## Supplied entries
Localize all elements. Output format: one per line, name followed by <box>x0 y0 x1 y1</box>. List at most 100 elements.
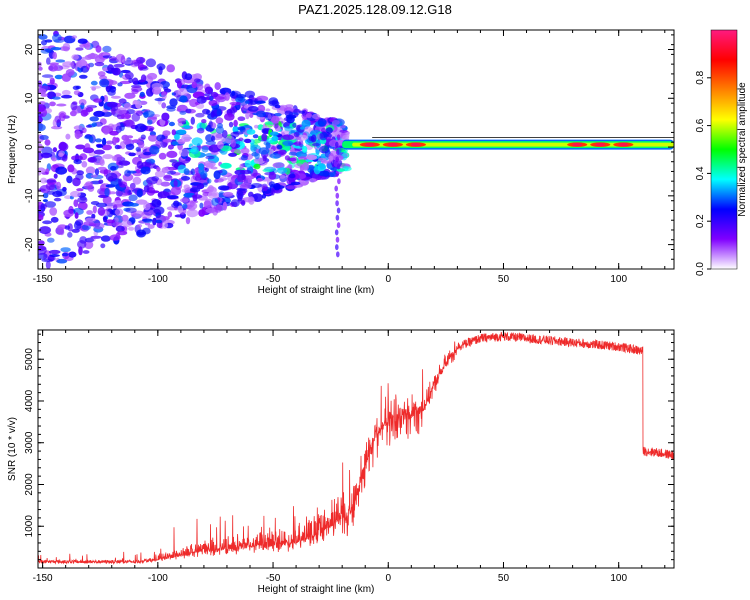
spectral-blob <box>329 171 338 177</box>
spectral-blob <box>121 220 132 228</box>
spectral-blob <box>90 174 98 178</box>
colorbar-gradient <box>711 30 737 269</box>
spectral-blob <box>253 139 261 144</box>
spectral-blob <box>189 187 201 193</box>
signal-hotspot <box>595 143 606 147</box>
spectral-blob <box>191 137 203 146</box>
spectral-blob <box>59 229 65 236</box>
spectral-blob <box>201 121 208 129</box>
spectral-blob <box>290 181 301 186</box>
spectral-blob <box>156 63 166 71</box>
spectral-blob <box>267 114 272 120</box>
spectral-blob <box>48 249 61 255</box>
spectral-blob <box>252 134 259 139</box>
spectral-blob <box>81 161 88 168</box>
spectral-blob <box>183 168 190 175</box>
spectral-blob <box>309 178 317 183</box>
spectral-blob <box>103 95 109 103</box>
spectral-blob <box>196 127 205 134</box>
spectral-blob <box>246 129 256 135</box>
spectral-blob <box>93 98 103 103</box>
spectral-blob <box>214 82 221 91</box>
spectral-blob <box>123 119 135 128</box>
spectral-blob <box>77 38 88 44</box>
spectral-blob <box>88 223 97 227</box>
spectral-blob <box>87 53 99 60</box>
spectral-blob <box>301 145 308 153</box>
spectral-blob <box>269 131 279 136</box>
spectral-blob <box>125 143 135 151</box>
spectral-blob <box>38 115 43 124</box>
spectral-blob <box>73 221 82 230</box>
spectral-blob <box>38 246 47 255</box>
spectral-blob <box>203 200 212 208</box>
spectral-blob <box>335 200 339 207</box>
spectral-blob <box>70 110 77 117</box>
spectral-blob <box>97 206 106 216</box>
spectral-blob <box>75 47 84 51</box>
spectral-blob <box>65 69 75 76</box>
spectral-blob <box>81 224 91 231</box>
spectral-blob <box>56 181 62 190</box>
spectral-blob <box>300 126 305 130</box>
spectral-blob <box>154 170 166 178</box>
spectral-blob <box>250 183 263 188</box>
spectral-blob <box>102 45 112 53</box>
signal-hotspot <box>410 143 421 147</box>
spectral-blob <box>337 178 341 185</box>
spectral-blob <box>128 78 134 83</box>
spectral-blob <box>51 125 63 130</box>
signal-hotspot <box>387 143 398 147</box>
spectral-blob <box>191 194 203 199</box>
spectral-blob <box>76 188 84 192</box>
spectral-blob <box>97 166 107 171</box>
spectral-blob <box>106 208 114 218</box>
spectral-blob <box>109 234 121 241</box>
spectral-blob <box>230 139 236 148</box>
spectral-blob <box>74 130 81 140</box>
spectral-blob <box>119 80 132 85</box>
spectral-blob <box>321 127 327 133</box>
spectral-blob <box>46 178 57 185</box>
spectral-blob <box>237 116 246 121</box>
spectral-blob <box>287 164 293 170</box>
snr-xtick-label: 100 <box>610 573 627 584</box>
spectral-blob <box>85 124 93 128</box>
colorbar-tick-label: 0.8 <box>695 70 706 84</box>
snr-ytick-label: 2000 <box>24 473 35 496</box>
colorbar-tick-label: 0.2 <box>695 214 706 228</box>
spectral-blob <box>168 121 175 127</box>
spectral-blob <box>71 54 79 60</box>
spectral-blob <box>253 163 261 170</box>
spectral-blob <box>161 102 167 109</box>
spectral-blob <box>286 115 295 124</box>
snr-ytick-label: 5000 <box>24 348 35 371</box>
spectral-blob <box>95 45 102 53</box>
spectral-blob <box>288 173 296 179</box>
spectral-blob <box>85 166 96 175</box>
spectral-blob <box>201 145 209 153</box>
spectral-blob <box>187 149 197 153</box>
spectral-blob <box>129 182 136 189</box>
spectral-blob <box>40 203 46 212</box>
spectral-blob <box>80 109 89 117</box>
colorbar-tick-label: 0.6 <box>695 118 706 132</box>
spectral-blob <box>253 124 259 129</box>
spectral-blob <box>244 138 252 144</box>
chart-title: PAZ1.2025.128.09.12.G18 <box>298 2 452 17</box>
spectral-blob <box>151 199 162 208</box>
spectral-blob <box>113 63 125 68</box>
spectral-blob <box>200 170 208 179</box>
spectral-blob <box>102 137 107 147</box>
spectral-blob <box>110 95 121 99</box>
colorbar-tick-label: 0.0 <box>695 262 706 276</box>
spectral-blob <box>162 216 170 221</box>
spectral-blob <box>209 95 214 102</box>
spectral-blob <box>116 145 122 150</box>
spectral-blob <box>213 170 221 180</box>
spectral-blob <box>44 48 52 53</box>
spectral-blob <box>201 119 207 124</box>
spectral-blob <box>336 251 340 258</box>
spectral-blob <box>271 135 279 142</box>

## Your objective
Change every "spectral-blob" in the data above to "spectral-spot", leave all other text unchanged, and omit the pictures from your answer.

## Answer for the task
Localize all elements. Output format: one per line, name followed by <box>x0 y0 x1 y1</box>. List at most 100 elements.
spectral-spot <box>329 171 338 177</box>
spectral-spot <box>121 220 132 228</box>
spectral-spot <box>90 174 98 178</box>
colorbar-gradient <box>711 30 737 269</box>
spectral-spot <box>253 139 261 144</box>
spectral-spot <box>189 187 201 193</box>
signal-hotspot <box>595 143 606 147</box>
spectral-spot <box>191 137 203 146</box>
spectral-spot <box>59 229 65 236</box>
spectral-spot <box>201 121 208 129</box>
spectral-spot <box>290 181 301 186</box>
spectral-spot <box>156 63 166 71</box>
spectral-spot <box>267 114 272 120</box>
spectral-spot <box>48 249 61 255</box>
spectral-spot <box>252 134 259 139</box>
spectral-spot <box>81 161 88 168</box>
spectral-spot <box>183 168 190 175</box>
spectral-spot <box>309 178 317 183</box>
spectral-spot <box>103 95 109 103</box>
spectral-spot <box>196 127 205 134</box>
spectral-spot <box>246 129 256 135</box>
spectral-spot <box>93 98 103 103</box>
spectral-spot <box>214 82 221 91</box>
spectral-spot <box>123 119 135 128</box>
spectral-spot <box>77 38 88 44</box>
spectral-spot <box>88 223 97 227</box>
spectral-spot <box>87 53 99 60</box>
spectral-spot <box>301 145 308 153</box>
spectral-spot <box>269 131 279 136</box>
spectral-spot <box>125 143 135 151</box>
spectral-spot <box>38 115 43 124</box>
spectral-spot <box>73 221 82 230</box>
spectral-spot <box>38 246 47 255</box>
spectral-spot <box>203 200 212 208</box>
spectral-spot <box>335 200 339 207</box>
spectral-spot <box>70 110 77 117</box>
spectral-spot <box>97 206 106 216</box>
spectral-spot <box>75 47 84 51</box>
spectral-spot <box>65 69 75 76</box>
spectral-spot <box>81 224 91 231</box>
spectral-spot <box>56 181 62 190</box>
spectral-spot <box>300 126 305 130</box>
spectral-spot <box>154 170 166 178</box>
spectral-spot <box>250 183 263 188</box>
spectral-spot <box>102 45 112 53</box>
signal-hotspot <box>410 143 421 147</box>
spectral-spot <box>337 178 341 185</box>
spectral-spot <box>128 78 134 83</box>
spectral-spot <box>51 125 63 130</box>
signal-hotspot <box>387 143 398 147</box>
spectral-spot <box>191 194 203 199</box>
spectral-spot <box>76 188 84 192</box>
spectral-spot <box>97 166 107 171</box>
spectral-spot <box>106 208 114 218</box>
spectral-spot <box>109 234 121 241</box>
spectral-spot <box>230 139 236 148</box>
spectral-spot <box>74 130 81 140</box>
spectral-spot <box>119 80 132 85</box>
spectral-spot <box>321 127 327 133</box>
spectral-spot <box>46 178 57 185</box>
spectral-spot <box>237 116 246 121</box>
spectral-spot <box>287 164 293 170</box>
snr-xtick-label: 100 <box>610 573 627 584</box>
spectral-spot <box>85 124 93 128</box>
colorbar-tick-label: 0.8 <box>695 70 706 84</box>
snr-ytick-label: 2000 <box>24 473 35 496</box>
colorbar-tick-label: 0.2 <box>695 214 706 228</box>
spectral-spot <box>168 121 175 127</box>
spectral-spot <box>71 54 79 60</box>
spectral-spot <box>253 163 261 170</box>
spectral-spot <box>161 102 167 109</box>
spectral-spot <box>286 115 295 124</box>
snr-ytick-label: 5000 <box>24 348 35 371</box>
spectral-spot <box>95 45 102 53</box>
spectral-spot <box>288 173 296 179</box>
spectral-spot <box>85 166 96 175</box>
spectral-spot <box>201 145 209 153</box>
spectral-spot <box>187 149 197 153</box>
spectral-spot <box>129 182 136 189</box>
spectral-spot <box>40 203 46 212</box>
spectral-spot <box>80 109 89 117</box>
colorbar-tick-label: 0.6 <box>695 118 706 132</box>
spectral-spot <box>253 124 259 129</box>
spectral-spot <box>244 138 252 144</box>
chart-title: PAZ1.2025.128.09.12.G18 <box>298 2 452 17</box>
spectral-spot <box>151 199 162 208</box>
spectral-spot <box>113 63 125 68</box>
spectral-spot <box>200 170 208 179</box>
spectral-spot <box>102 137 107 147</box>
spectral-spot <box>110 95 121 99</box>
colorbar-tick-label: 0.0 <box>695 262 706 276</box>
spectral-spot <box>162 216 170 221</box>
spectral-spot <box>209 95 214 102</box>
spectral-spot <box>116 145 122 150</box>
spectral-spot <box>213 170 221 180</box>
spectral-spot <box>44 48 52 53</box>
spectral-spot <box>201 119 207 124</box>
spectral-spot <box>336 251 340 258</box>
spectral-spot <box>271 135 279 142</box>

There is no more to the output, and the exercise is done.